Your instructions
Can you transcribe every entry word for word, skipping the images?

━━ Supplied records ━━

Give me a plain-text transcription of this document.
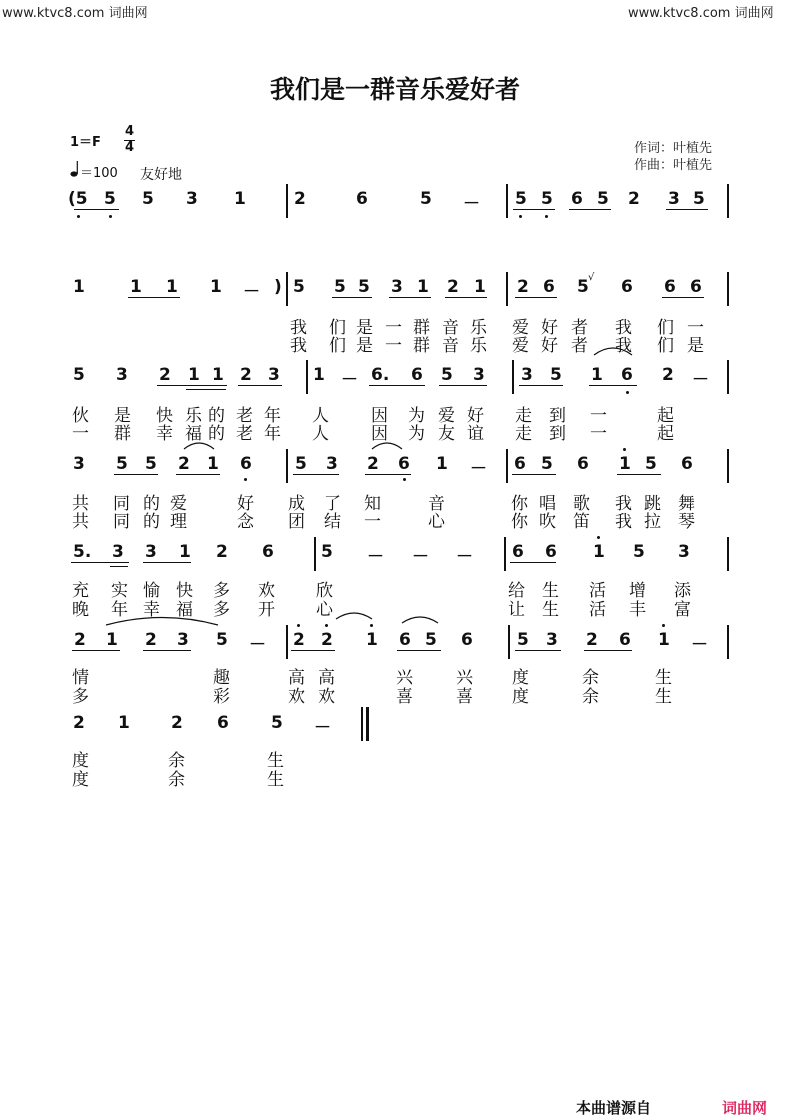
www.ktvc8.com 词曲网	www.ktvc8.com 词曲网
我们是一群音乐爱好者
1＝F
4
4
＝100 友好地
作词：叶植先
作曲：叶植先
(5 5 5 3 1	2	6	5 － 5 5 6 5 2 3 5
1	1 1 1 － ) 5 5 5 3 1 2 1 2 6 5 √ 6 6 6
我 们 是 一 群 音 乐 爱 好 者 我 们 一
我 们 是 一 群 音 乐 爱 好 者 我 们 是
5 3 2 1 1 2 3 1 － 6. 6 5 3 3 5 1 6 2 －
伙 是 快 乐 的 老 年 人 因 为 爱 好 走 到 一	起
一 群 幸 福 的 老 年 人 因 为 友 谊 走 到 一	起
3 5 5 2 1 6	5 3 2 6 1 － 6 5 6 1 5 6
共 同 的 爱	好 成 了 知	音	你 唱 歌 我 跳 舞
共 同 的 理	念 团 结 一	心	你 吹 笛 我 拉 琴
5. 3 3 1 2 6	5 － － － 6 6 1 5 3
充 实 愉 快 多 欢 欣	给 生 活 增 添
晚 年 幸 福 多 开 心	让 生 活 丰 富
2 1 2 3 5 － 2 2 1 6 5 6	5 3 2 6 1 －
情	趣	高 高	兴	兴 度	余	生
多	彩	欢 欢	喜	喜 度	余	生
2 1 2 6 5 －
度	余	生
度	余	生
本曲谱源自	词曲网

━━━

Exercise output
Give me a plain-text transcription of this document.
www.ktvc8.com 词曲网	www.ktvc8.com 词曲网
我们是一群音乐爱好者
1＝F
4
4
＝100 友好地
作词：叶植先
作曲：叶植先
(5 5 5 3 1	2	6	5 － 5 5 6 5 2 3 5
1	1 1 1 － ) 5 5 5 3 1 2 1 2 6 5 √ 6 6 6
我 们 是 一 群 音 乐 爱 好 者 我 们 一
我 们 是 一 群 音 乐 爱 好 者 我 们 是
5 3 2 1 1 2 3 1 － 6. 6 5 3 3 5 1 6 2 －
伙 是 快 乐 的 老 年 人 因 为 爱 好 走 到 一	起
一 群 幸 福 的 老 年 人 因 为 友 谊 走 到 一	起
3 5 5 2 1 6	5 3 2 6 1 － 6 5 6 1 5 6
共 同 的 爱	好 成 了 知	音	你 唱 歌 我 跳 舞
共 同 的 理	念 团 结 一	心	你 吹 笛 我 拉 琴
5. 3 3 1 2 6	5 － － － 6 6 1 5 3
充 实 愉 快 多 欢 欣	给 生 活 增 添
晚 年 幸 福 多 开 心	让 生 活 丰 富
2 1 2 3 5 － 2 2 1 6 5 6	5 3 2 6 1 －
情	趣	高 高	兴	兴 度	余	生
多	彩	欢 欢	喜	喜 度	余	生
2 1 2 6 5 －
度	余	生
度	余	生
本曲谱源自	词曲网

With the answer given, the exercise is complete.